- [TASK DETAILS]: Extract every line of the material below and reproduce it faithfully.
..............................
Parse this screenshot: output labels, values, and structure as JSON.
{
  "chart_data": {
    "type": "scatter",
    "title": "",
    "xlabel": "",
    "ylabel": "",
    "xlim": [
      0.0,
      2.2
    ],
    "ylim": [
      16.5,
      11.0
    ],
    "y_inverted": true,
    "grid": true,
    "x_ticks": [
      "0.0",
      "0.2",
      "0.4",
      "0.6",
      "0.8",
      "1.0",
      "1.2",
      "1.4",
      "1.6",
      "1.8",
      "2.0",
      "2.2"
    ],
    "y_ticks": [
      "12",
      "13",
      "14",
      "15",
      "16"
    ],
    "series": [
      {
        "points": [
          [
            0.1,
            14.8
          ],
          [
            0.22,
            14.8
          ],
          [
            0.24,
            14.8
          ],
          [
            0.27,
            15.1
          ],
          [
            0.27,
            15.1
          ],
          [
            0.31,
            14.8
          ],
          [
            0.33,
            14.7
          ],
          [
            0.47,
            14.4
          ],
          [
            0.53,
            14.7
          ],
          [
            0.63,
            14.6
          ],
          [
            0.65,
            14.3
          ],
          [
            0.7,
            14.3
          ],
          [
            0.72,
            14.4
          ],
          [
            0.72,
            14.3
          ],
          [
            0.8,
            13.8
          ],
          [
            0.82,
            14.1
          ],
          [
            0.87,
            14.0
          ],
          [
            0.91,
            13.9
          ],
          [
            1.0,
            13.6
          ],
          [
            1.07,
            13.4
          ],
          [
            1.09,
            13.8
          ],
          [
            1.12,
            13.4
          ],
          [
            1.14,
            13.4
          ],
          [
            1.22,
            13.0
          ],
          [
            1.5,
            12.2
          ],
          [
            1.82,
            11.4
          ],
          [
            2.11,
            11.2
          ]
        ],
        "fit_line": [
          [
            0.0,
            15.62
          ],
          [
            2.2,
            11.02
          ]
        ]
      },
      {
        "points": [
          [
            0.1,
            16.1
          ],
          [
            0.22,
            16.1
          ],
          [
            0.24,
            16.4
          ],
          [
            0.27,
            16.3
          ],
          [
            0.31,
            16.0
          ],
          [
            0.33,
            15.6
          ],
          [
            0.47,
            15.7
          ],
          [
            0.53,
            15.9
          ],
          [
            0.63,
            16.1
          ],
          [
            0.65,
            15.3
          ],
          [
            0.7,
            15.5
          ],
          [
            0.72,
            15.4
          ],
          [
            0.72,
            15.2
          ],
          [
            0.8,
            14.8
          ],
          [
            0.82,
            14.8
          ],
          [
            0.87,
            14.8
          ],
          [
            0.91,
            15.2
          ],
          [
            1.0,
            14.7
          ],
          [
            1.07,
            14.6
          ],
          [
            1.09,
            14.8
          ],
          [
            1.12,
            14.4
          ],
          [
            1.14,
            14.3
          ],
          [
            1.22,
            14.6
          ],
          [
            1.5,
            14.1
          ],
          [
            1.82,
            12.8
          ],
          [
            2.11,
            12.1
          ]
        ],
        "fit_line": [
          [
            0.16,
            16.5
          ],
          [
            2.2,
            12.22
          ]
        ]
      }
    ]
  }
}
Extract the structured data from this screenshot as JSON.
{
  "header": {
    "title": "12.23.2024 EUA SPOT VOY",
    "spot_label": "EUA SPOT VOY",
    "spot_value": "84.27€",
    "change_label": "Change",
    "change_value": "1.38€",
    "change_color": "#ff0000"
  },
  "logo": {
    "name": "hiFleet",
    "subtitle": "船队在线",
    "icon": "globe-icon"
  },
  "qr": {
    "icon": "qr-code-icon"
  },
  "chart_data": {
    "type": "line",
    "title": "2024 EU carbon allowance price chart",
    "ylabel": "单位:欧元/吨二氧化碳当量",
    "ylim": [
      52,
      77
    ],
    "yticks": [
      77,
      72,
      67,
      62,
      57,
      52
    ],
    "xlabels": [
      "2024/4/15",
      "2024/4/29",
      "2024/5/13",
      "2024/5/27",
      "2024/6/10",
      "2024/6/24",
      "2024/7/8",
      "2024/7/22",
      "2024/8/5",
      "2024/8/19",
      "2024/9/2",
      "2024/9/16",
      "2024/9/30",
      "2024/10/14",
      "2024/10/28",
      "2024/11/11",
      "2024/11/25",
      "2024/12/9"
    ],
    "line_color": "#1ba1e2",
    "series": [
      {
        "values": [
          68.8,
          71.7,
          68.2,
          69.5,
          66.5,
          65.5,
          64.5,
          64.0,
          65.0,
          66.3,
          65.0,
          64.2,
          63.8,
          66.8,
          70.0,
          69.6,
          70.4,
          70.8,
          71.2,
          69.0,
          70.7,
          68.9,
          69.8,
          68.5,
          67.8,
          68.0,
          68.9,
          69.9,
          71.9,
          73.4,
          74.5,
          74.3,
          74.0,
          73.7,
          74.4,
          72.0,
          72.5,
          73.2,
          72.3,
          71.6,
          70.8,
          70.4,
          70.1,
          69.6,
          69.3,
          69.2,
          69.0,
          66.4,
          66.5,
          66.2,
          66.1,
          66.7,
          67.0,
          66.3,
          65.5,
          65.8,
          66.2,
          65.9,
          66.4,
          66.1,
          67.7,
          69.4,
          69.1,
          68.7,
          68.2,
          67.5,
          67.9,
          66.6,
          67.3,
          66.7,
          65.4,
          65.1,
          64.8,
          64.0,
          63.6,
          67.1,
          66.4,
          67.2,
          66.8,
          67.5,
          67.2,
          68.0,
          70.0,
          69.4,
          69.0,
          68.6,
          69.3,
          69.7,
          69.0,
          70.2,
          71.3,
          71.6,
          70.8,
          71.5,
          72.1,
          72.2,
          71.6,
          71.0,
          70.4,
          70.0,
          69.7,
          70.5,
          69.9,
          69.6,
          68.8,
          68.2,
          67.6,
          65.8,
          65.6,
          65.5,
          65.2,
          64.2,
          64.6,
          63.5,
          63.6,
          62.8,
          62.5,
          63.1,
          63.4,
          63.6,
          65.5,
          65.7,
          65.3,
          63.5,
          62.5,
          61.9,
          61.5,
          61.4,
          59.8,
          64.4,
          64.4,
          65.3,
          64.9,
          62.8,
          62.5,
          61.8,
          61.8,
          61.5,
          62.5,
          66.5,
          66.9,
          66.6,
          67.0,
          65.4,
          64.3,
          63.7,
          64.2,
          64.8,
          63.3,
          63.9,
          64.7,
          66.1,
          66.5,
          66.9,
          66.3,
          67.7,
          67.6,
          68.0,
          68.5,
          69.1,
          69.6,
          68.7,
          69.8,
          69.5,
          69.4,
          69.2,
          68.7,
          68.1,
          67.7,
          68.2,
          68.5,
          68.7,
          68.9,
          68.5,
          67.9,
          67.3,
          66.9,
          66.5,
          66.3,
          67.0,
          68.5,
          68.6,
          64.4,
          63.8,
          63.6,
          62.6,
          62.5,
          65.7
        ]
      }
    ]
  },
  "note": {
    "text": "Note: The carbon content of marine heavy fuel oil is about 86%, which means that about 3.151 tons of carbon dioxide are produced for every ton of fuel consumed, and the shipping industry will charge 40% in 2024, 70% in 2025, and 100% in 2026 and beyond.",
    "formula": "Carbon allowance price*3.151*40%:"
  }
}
..............................
- [RESPONSE TO THE EXERCISE]:
Parse this screenshot: output labels, values, and structure as JSON.
{
  "chart_data": {
    "type": "scatter",
    "title": "",
    "xlabel": "",
    "ylabel": "",
    "xlim": [
      0.0,
      2.2
    ],
    "ylim": [
      16.5,
      11.0
    ],
    "y_inverted": true,
    "grid": true,
    "x_ticks": [
      "0.0",
      "0.2",
      "0.4",
      "0.6",
      "0.8",
      "1.0",
      "1.2",
      "1.4",
      "1.6",
      "1.8",
      "2.0",
      "2.2"
    ],
    "y_ticks": [
      "12",
      "13",
      "14",
      "15",
      "16"
    ],
    "series": [
      {
        "points": [
          [
            0.1,
            14.8
          ],
          [
            0.22,
            14.8
          ],
          [
            0.24,
            14.8
          ],
          [
            0.27,
            15.1
          ],
          [
            0.27,
            15.1
          ],
          [
            0.31,
            14.8
          ],
          [
            0.33,
            14.7
          ],
          [
            0.47,
            14.4
          ],
          [
            0.53,
            14.7
          ],
          [
            0.63,
            14.6
          ],
          [
            0.65,
            14.3
          ],
          [
            0.7,
            14.3
          ],
          [
            0.72,
            14.4
          ],
          [
            0.72,
            14.3
          ],
          [
            0.8,
            13.8
          ],
          [
            0.82,
            14.1
          ],
          [
            0.87,
            14.0
          ],
          [
            0.91,
            13.9
          ],
          [
            1.0,
            13.6
          ],
          [
            1.07,
            13.4
          ],
          [
            1.09,
            13.8
          ],
          [
            1.12,
            13.4
          ],
          [
            1.14,
            13.4
          ],
          [
            1.22,
            13.0
          ],
          [
            1.5,
            12.2
          ],
          [
            1.82,
            11.4
          ],
          [
            2.11,
            11.2
          ]
        ],
        "fit_line": [
          [
            0.0,
            15.62
          ],
          [
            2.2,
            11.02
          ]
        ]
      },
      {
        "points": [
          [
            0.1,
            16.1
          ],
          [
            0.22,
            16.1
          ],
          [
            0.24,
            16.4
          ],
          [
            0.27,
            16.3
          ],
          [
            0.31,
            16.0
          ],
          [
            0.33,
            15.6
          ],
          [
            0.47,
            15.7
          ],
          [
            0.53,
            15.9
          ],
          [
            0.63,
            16.1
          ],
          [
            0.65,
            15.3
          ],
          [
            0.7,
            15.5
          ],
          [
            0.72,
            15.4
          ],
          [
            0.72,
            15.2
          ],
          [
            0.8,
            14.8
          ],
          [
            0.82,
            14.8
          ],
          [
            0.87,
            14.8
          ],
          [
            0.91,
            15.2
          ],
          [
            1.0,
            14.7
          ],
          [
            1.07,
            14.6
          ],
          [
            1.09,
            14.8
          ],
          [
            1.12,
            14.4
          ],
          [
            1.14,
            14.3
          ],
          [
            1.22,
            14.6
          ],
          [
            1.5,
            14.1
          ],
          [
            1.82,
            12.8
          ],
          [
            2.11,
            12.1
          ]
        ],
        "fit_line": [
          [
            0.16,
            16.5
          ],
          [
            2.2,
            12.22
          ]
        ]
      }
    ]
  }
}
Extract the structured data from this screenshot as JSON.
{
  "header": {
    "title": "12.23.2024 EUA SPOT VOY",
    "spot_label": "EUA SPOT VOY",
    "spot_value": "84.27€",
    "change_label": "Change",
    "change_value": "1.38€",
    "change_color": "#ff0000"
  },
  "logo": {
    "name": "hiFleet",
    "subtitle": "船队在线",
    "icon": "globe-icon"
  },
  "qr": {
    "icon": "qr-code-icon"
  },
  "chart_data": {
    "type": "line",
    "title": "2024 EU carbon allowance price chart",
    "ylabel": "单位:欧元/吨二氧化碳当量",
    "ylim": [
      52,
      77
    ],
    "yticks": [
      77,
      72,
      67,
      62,
      57,
      52
    ],
    "xlabels": [
      "2024/4/15",
      "2024/4/29",
      "2024/5/13",
      "2024/5/27",
      "2024/6/10",
      "2024/6/24",
      "2024/7/8",
      "2024/7/22",
      "2024/8/5",
      "2024/8/19",
      "2024/9/2",
      "2024/9/16",
      "2024/9/30",
      "2024/10/14",
      "2024/10/28",
      "2024/11/11",
      "2024/11/25",
      "2024/12/9"
    ],
    "line_color": "#1ba1e2",
    "series": [
      {
        "values": [
          68.8,
          71.7,
          68.2,
          69.5,
          66.5,
          65.5,
          64.5,
          64.0,
          65.0,
          66.3,
          65.0,
          64.2,
          63.8,
          66.8,
          70.0,
          69.6,
          70.4,
          70.8,
          71.2,
          69.0,
          70.7,
          68.9,
          69.8,
          68.5,
          67.8,
          68.0,
          68.9,
          69.9,
          71.9,
          73.4,
          74.5,
          74.3,
          74.0,
          73.7,
          74.4,
          72.0,
          72.5,
          73.2,
          72.3,
          71.6,
          70.8,
          70.4,
          70.1,
          69.6,
          69.3,
          69.2,
          69.0,
          66.4,
          66.5,
          66.2,
          66.1,
          66.7,
          67.0,
          66.3,
          65.5,
          65.8,
          66.2,
          65.9,
          66.4,
          66.1,
          67.7,
          69.4,
          69.1,
          68.7,
          68.2,
          67.5,
          67.9,
          66.6,
          67.3,
          66.7,
          65.4,
          65.1,
          64.8,
          64.0,
          63.6,
          67.1,
          66.4,
          67.2,
          66.8,
          67.5,
          67.2,
          68.0,
          70.0,
          69.4,
          69.0,
          68.6,
          69.3,
          69.7,
          69.0,
          70.2,
          71.3,
          71.6,
          70.8,
          71.5,
          72.1,
          72.2,
          71.6,
          71.0,
          70.4,
          70.0,
          69.7,
          70.5,
          69.9,
          69.6,
          68.8,
          68.2,
          67.6,
          65.8,
          65.6,
          65.5,
          65.2,
          64.2,
          64.6,
          63.5,
          63.6,
          62.8,
          62.5,
          63.1,
          63.4,
          63.6,
          65.5,
          65.7,
          65.3,
          63.5,
          62.5,
          61.9,
          61.5,
          61.4,
          59.8,
          64.4,
          64.4,
          65.3,
          64.9,
          62.8,
          62.5,
          61.8,
          61.8,
          61.5,
          62.5,
          66.5,
          66.9,
          66.6,
          67.0,
          65.4,
          64.3,
          63.7,
          64.2,
          64.8,
          63.3,
          63.9,
          64.7,
          66.1,
          66.5,
          66.9,
          66.3,
          67.7,
          67.6,
          68.0,
          68.5,
          69.1,
          69.6,
          68.7,
          69.8,
          69.5,
          69.4,
          69.2,
          68.7,
          68.1,
          67.7,
          68.2,
          68.5,
          68.7,
          68.9,
          68.5,
          67.9,
          67.3,
          66.9,
          66.5,
          66.3,
          67.0,
          68.5,
          68.6,
          64.4,
          63.8,
          63.6,
          62.6,
          62.5,
          65.7
        ]
      }
    ]
  },
  "note": {
    "text": "Note: The carbon content of marine heavy fuel oil is about 86%, which means that about 3.151 tons of carbon dioxide are produced for every ton of fuel consumed, and the shipping industry will charge 40% in 2024, 70% in 2025, and 100% in 2026 and beyond.",
    "formula": "Carbon allowance price*3.151*40%:"
  }
}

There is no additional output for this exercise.